- _WRITTEN TASK_
Repeat the entries that follow verbatim, without any of their pictures.

- _MATERIAL FOR THE TASK_
+++++

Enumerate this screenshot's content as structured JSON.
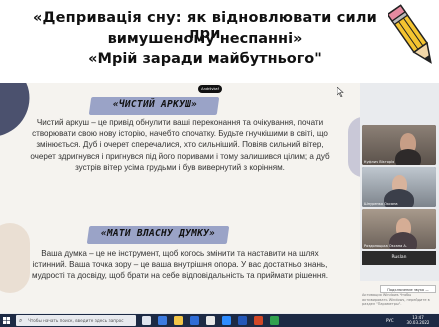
{
  "header": {
    "title_line1": "«Депривація сну: як відновлювати сили при",
    "title_line2": "вимушеному неспанні»",
    "title_line3": "«Мрій заради майбутнього\""
  },
  "slide": {
    "badge": "Andriivkaf",
    "heading1": "«ЧИСТИЙ АРКУШ»",
    "paragraph1": "Чистий аркуш – це привід обнулити ваші переконання та очікування, почати створювати свою нову історію, начебто спочатку. Будьте гнучкішими в світі, що змінюється. Дуб і очерет сперечалися, хто сильніший. Повіяв сильний вітер, очерет здригнувся і пригнувся під його поривами і тому залишився цілим; а дуб зустрів вітер усіма грудьми і був вивернутий з корінням.",
    "heading2": "«МАТИ ВЛАСНУ ДУМКУ»",
    "paragraph2": "Ваша думка – це не інструмент, щоб когось змінити та наставити на шлях істинний. Ваша точка зору – це ваша внутрішня опора. У вас достатньо знань, мудрості та досвіду, щоб брати на себе відповідальність та приймати рішення."
  },
  "video_panel": {
    "tile1_label": "Куфлич Вікторія",
    "tile2_label": "Шнуренко Оксана",
    "tile3_label": "Роздолоцька Оксана А.",
    "name_tile": "Ruslan",
    "join_label": "Подключение звука —",
    "footer_text": "Активация Windows Чтобы активировать Windows, перейдите в раздел \"Параметры\"."
  },
  "taskbar": {
    "search_placeholder": "Чтобы начать поиск, введите здесь запрос",
    "lang": "РУС",
    "time": "13:47",
    "date": "30.03.2022"
  },
  "colors": {
    "slide_bg": "#f5f3ef",
    "heading_bg": "#9aa3c7",
    "taskbar_bg": "#1d2a44"
  }
}
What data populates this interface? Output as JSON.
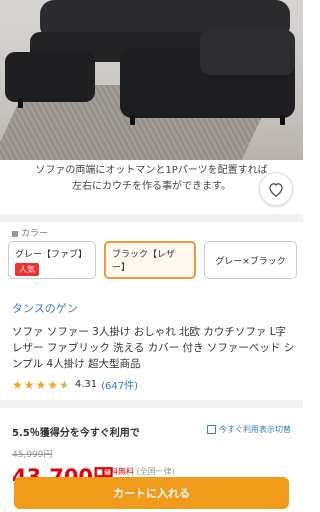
{
  "hero": {
    "image_alt": "black L-shaped leather sofa with ottoman on a gray shag rug",
    "caption_line1": "ソファの両端にオットマンと1Pパーツを配置すれば",
    "caption_line2": "左右にカウチを作る事ができます。"
  },
  "favorite": {
    "icon": "heart-icon"
  },
  "color": {
    "label": "カラー",
    "options": [
      {
        "label": "グレー【ファブ】",
        "badge": "人気"
      },
      {
        "label": "ブラック【レザー】"
      },
      {
        "label": "グレー×ブラック"
      }
    ],
    "selected_index": 1,
    "accent": "#e89a3c"
  },
  "shop_name": "タンスのゲン",
  "product_title": "ソファ ソファー 3人掛け おしゃれ 北欧 カウチソファ L字 レザー ファブリック 洗える カバー 付き ソファーベッド シンプル 4人掛け 超大型商品",
  "rating": {
    "score": "4.31",
    "count": "(647件)",
    "stars": 4.5
  },
  "points": {
    "text": "5.5％獲得分を今すぐ利用で",
    "link": "今すぐ利用表示切替"
  },
  "price": {
    "old": "45,999円",
    "current": "43,700円",
    "shipping": "送料無料",
    "shipping_sub": "(全国一律)",
    "color": "#e60012"
  },
  "cart_button": {
    "label": "カートに入れる",
    "color": "#f29a1a"
  }
}
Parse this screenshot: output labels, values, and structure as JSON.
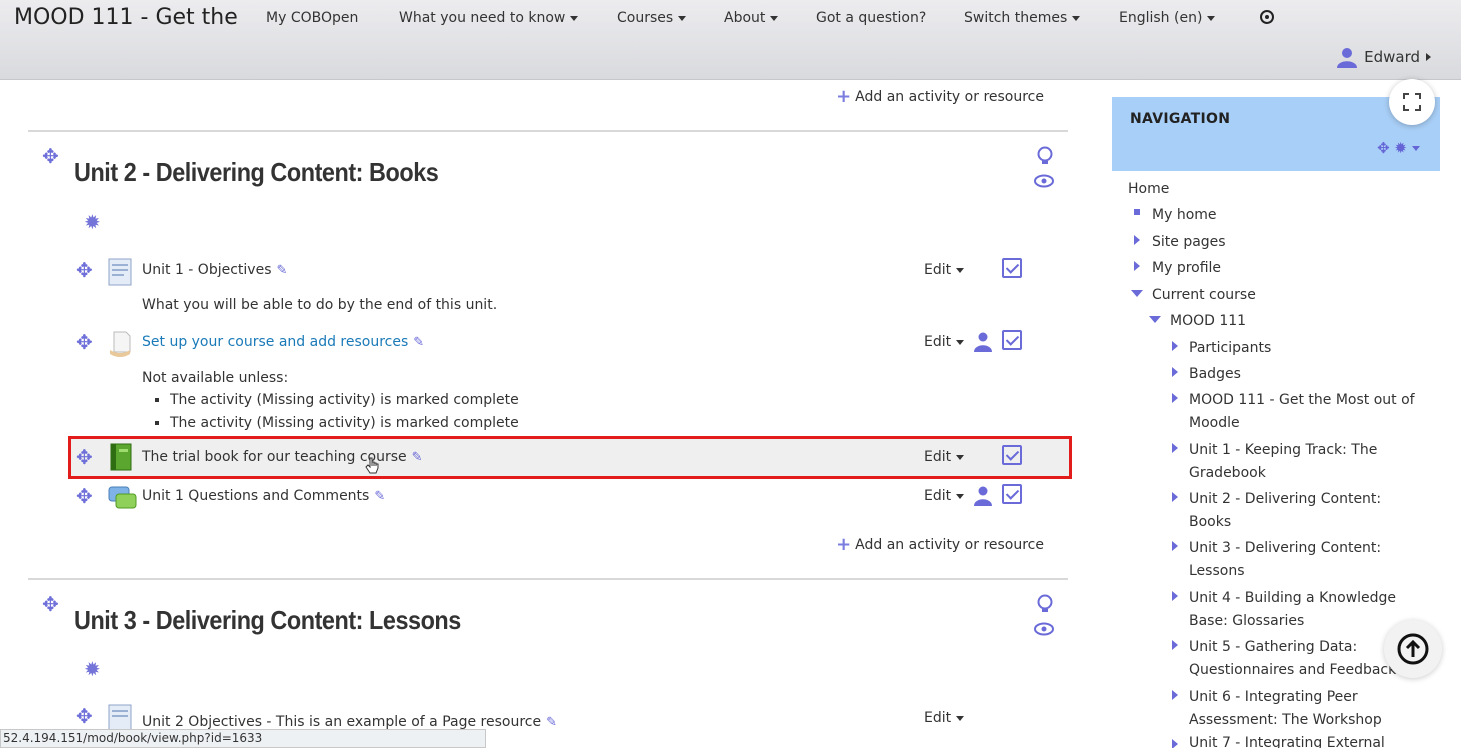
{
  "topnav": {
    "site_title": "MOOD 111 - Get the",
    "items": [
      {
        "label": "My COBOpen",
        "dropdown": false
      },
      {
        "label": "What you need to know",
        "dropdown": true
      },
      {
        "label": "Courses",
        "dropdown": true
      },
      {
        "label": "About",
        "dropdown": true
      },
      {
        "label": "Got a question?",
        "dropdown": false
      },
      {
        "label": "Switch themes",
        "dropdown": true
      },
      {
        "label": "English (en)",
        "dropdown": true
      }
    ],
    "user_name": "Edward"
  },
  "main": {
    "add_activity_label": "Add an activity or resource",
    "sections": [
      {
        "title": "Unit 2 - Delivering Content: Books",
        "activities": [
          {
            "name": "Unit 1 - Objectives",
            "description": "What you will be able to do by the end of this unit.",
            "edit": "Edit"
          },
          {
            "name": "Set up your course and add resources",
            "edit": "Edit",
            "restriction_title": "Not available unless:",
            "restrictions": [
              "The activity (Missing activity) is marked complete",
              "The activity (Missing activity) is marked complete"
            ]
          },
          {
            "name": "The trial book for our teaching course",
            "edit": "Edit"
          },
          {
            "name": "Unit 1 Questions and Comments",
            "edit": "Edit"
          }
        ]
      },
      {
        "title": "Unit 3 - Delivering Content: Lessons",
        "activities": [
          {
            "name": "Unit 2 Objectives - This is an example of a Page resource",
            "edit": "Edit"
          }
        ]
      }
    ]
  },
  "navigation": {
    "title": "NAVIGATION",
    "items": [
      {
        "label": "Home"
      },
      {
        "label": "My home"
      },
      {
        "label": "Site pages"
      },
      {
        "label": "My profile"
      },
      {
        "label": "Current course"
      },
      {
        "label": "MOOD 111"
      },
      {
        "label": "Participants"
      },
      {
        "label": "Badges"
      },
      {
        "label": "MOOD 111 - Get the Most out of Moodle"
      },
      {
        "label": "Unit 1 - Keeping Track: The Gradebook"
      },
      {
        "label": "Unit 2 - Delivering Content: Books"
      },
      {
        "label": "Unit 3 - Delivering Content: Lessons"
      },
      {
        "label": "Unit 4 - Building a Knowledge Base: Glossaries"
      },
      {
        "label": "Unit 5 - Gathering Data: Questionnaires and Feedback"
      },
      {
        "label": "Unit 6 - Integrating Peer Assessment: The Workshop"
      },
      {
        "label": "Unit 7 - Integrating External"
      }
    ]
  },
  "status_url": "52.4.194.151/mod/book/view.php?id=1633",
  "colors": {
    "accent": "#6a6ad8",
    "nav_header": "#a8cff7",
    "highlight_border": "#e21b1b",
    "link": "#1a7ab8"
  }
}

+++++

- _FINISHED ANSWER_
Enumerate this screenshot's content as structured JSON.
{
  "header": {
    "title_line1": "«Депривація сну: як відновлювати сили при",
    "title_line2": "вимушеному неспанні»",
    "title_line3": "«Мрій заради майбутнього\""
  },
  "slide": {
    "badge": "Andriivkaf",
    "heading1": "«ЧИСТИЙ АРКУШ»",
    "paragraph1": "Чистий аркуш – це привід обнулити ваші переконання та очікування, почати створювати свою нову історію, начебто спочатку. Будьте гнучкішими в світі, що змінюється. Дуб і очерет сперечалися, хто сильніший. Повіяв сильний вітер, очерет здригнувся і пригнувся під його поривами і тому залишився цілим; а дуб зустрів вітер усіма грудьми і був вивернутий з корінням.",
    "heading2": "«МАТИ ВЛАСНУ ДУМКУ»",
    "paragraph2": "Ваша думка – це не інструмент, щоб когось змінити та наставити на шлях істинний. Ваша точка зору – це ваша внутрішня опора. У вас достатньо знань, мудрості та досвіду, щоб брати на себе відповідальність та приймати рішення."
  },
  "video_panel": {
    "tile1_label": "Куфлич Вікторія",
    "tile2_label": "Шнуренко Оксана",
    "tile3_label": "Роздолоцька Оксана А.",
    "name_tile": "Ruslan",
    "join_label": "Подключение звука —",
    "footer_text": "Активация Windows Чтобы активировать Windows, перейдите в раздел \"Параметры\"."
  },
  "taskbar": {
    "search_placeholder": "Чтобы начать поиск, введите здесь запрос",
    "lang": "РУС",
    "time": "13:47",
    "date": "30.03.2022"
  },
  "colors": {
    "slide_bg": "#f5f3ef",
    "heading_bg": "#9aa3c7",
    "taskbar_bg": "#1d2a44"
  }
}
What data populates this interface? Output as JSON.
{
  "hero": {
    "image_alt": "black L-shaped leather sofa with ottoman on a gray shag rug",
    "caption_line1": "ソファの両端にオットマンと1Pパーツを配置すれば",
    "caption_line2": "左右にカウチを作る事ができます。"
  },
  "favorite": {
    "icon": "heart-icon"
  },
  "color": {
    "label": "カラー",
    "options": [
      {
        "label": "グレー【ファブ】",
        "badge": "人気"
      },
      {
        "label": "ブラック【レザー】"
      },
      {
        "label": "グレー×ブラック"
      }
    ],
    "selected_index": 1,
    "accent": "#e89a3c"
  },
  "shop_name": "タンスのゲン",
  "product_title": "ソファ ソファー 3人掛け おしゃれ 北欧 カウチソファ L字 レザー ファブリック 洗える カバー 付き ソファーベッド シンプル 4人掛け 超大型商品",
  "rating": {
    "score": "4.31",
    "count": "(647件)",
    "stars": 4.5
  },
  "points": {
    "text": "5.5％獲得分を今すぐ利用で",
    "link": "今すぐ利用表示切替"
  },
  "price": {
    "old": "45,999円",
    "current": "43,700円",
    "shipping": "送料無料",
    "shipping_sub": "(全国一律)",
    "color": "#e60012"
  },
  "cart_button": {
    "label": "カートに入れる",
    "color": "#f29a1a"
  }
}
Parse this screenshot: output labels, values, and structure as JSON.
{
  "topnav": {
    "site_title": "MOOD 111 - Get the",
    "items": [
      {
        "label": "My COBOpen",
        "dropdown": false
      },
      {
        "label": "What you need to know",
        "dropdown": true
      },
      {
        "label": "Courses",
        "dropdown": true
      },
      {
        "label": "About",
        "dropdown": true
      },
      {
        "label": "Got a question?",
        "dropdown": false
      },
      {
        "label": "Switch themes",
        "dropdown": true
      },
      {
        "label": "English (en)",
        "dropdown": true
      }
    ],
    "user_name": "Edward"
  },
  "main": {
    "add_activity_label": "Add an activity or resource",
    "sections": [
      {
        "title": "Unit 2 - Delivering Content: Books",
        "activities": [
          {
            "name": "Unit 1 - Objectives",
            "description": "What you will be able to do by the end of this unit.",
            "edit": "Edit"
          },
          {
            "name": "Set up your course and add resources",
            "edit": "Edit",
            "restriction_title": "Not available unless:",
            "restrictions": [
              "The activity (Missing activity) is marked complete",
              "The activity (Missing activity) is marked complete"
            ]
          },
          {
            "name": "The trial book for our teaching course",
            "edit": "Edit"
          },
          {
            "name": "Unit 1 Questions and Comments",
            "edit": "Edit"
          }
        ]
      },
      {
        "title": "Unit 3 - Delivering Content: Lessons",
        "activities": [
          {
            "name": "Unit 2 Objectives - This is an example of a Page resource",
            "edit": "Edit"
          }
        ]
      }
    ]
  },
  "navigation": {
    "title": "NAVIGATION",
    "items": [
      {
        "label": "Home"
      },
      {
        "label": "My home"
      },
      {
        "label": "Site pages"
      },
      {
        "label": "My profile"
      },
      {
        "label": "Current course"
      },
      {
        "label": "MOOD 111"
      },
      {
        "label": "Participants"
      },
      {
        "label": "Badges"
      },
      {
        "label": "MOOD 111 - Get the Most out of Moodle"
      },
      {
        "label": "Unit 1 - Keeping Track: The Gradebook"
      },
      {
        "label": "Unit 2 - Delivering Content: Books"
      },
      {
        "label": "Unit 3 - Delivering Content: Lessons"
      },
      {
        "label": "Unit 4 - Building a Knowledge Base: Glossaries"
      },
      {
        "label": "Unit 5 - Gathering Data: Questionnaires and Feedback"
      },
      {
        "label": "Unit 6 - Integrating Peer Assessment: The Workshop"
      },
      {
        "label": "Unit 7 - Integrating External"
      }
    ]
  },
  "status_url": "52.4.194.151/mod/book/view.php?id=1633",
  "colors": {
    "accent": "#6a6ad8",
    "nav_header": "#a8cff7",
    "highlight_border": "#e21b1b",
    "link": "#1a7ab8"
  }
}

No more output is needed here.